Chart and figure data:

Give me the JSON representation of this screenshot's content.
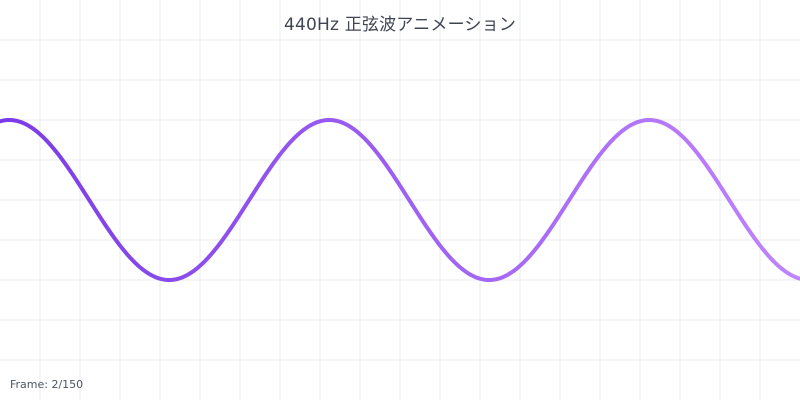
{
  "title": "440Hz 正弦波アニメーション",
  "frame": {
    "text": "Frame: 2/150",
    "current": 2,
    "total": 150
  },
  "colors": {
    "background": "#ffffff",
    "grid": "#e9ebef",
    "wave_start": "#7a3be6",
    "wave_end": "#c084fc",
    "title": "#3f4652"
  },
  "wave": {
    "type": "sine",
    "frequency_hz": 440,
    "cycles_visible": 2.5
  }
}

**WHAT THE EXERCISE ASKS**: Leave the images out and output the remaining material exactly as it stands.

**WRITTEN SOLUTION**:
Give me the JSON representation of this screenshot's content.
{
  "title": "440Hz 正弦波アニメーション",
  "frame": {
    "text": "Frame: 2/150",
    "current": 2,
    "total": 150
  },
  "colors": {
    "background": "#ffffff",
    "grid": "#e9ebef",
    "wave_start": "#7a3be6",
    "wave_end": "#c084fc",
    "title": "#3f4652"
  },
  "wave": {
    "type": "sine",
    "frequency_hz": 440,
    "cycles_visible": 2.5
  }
}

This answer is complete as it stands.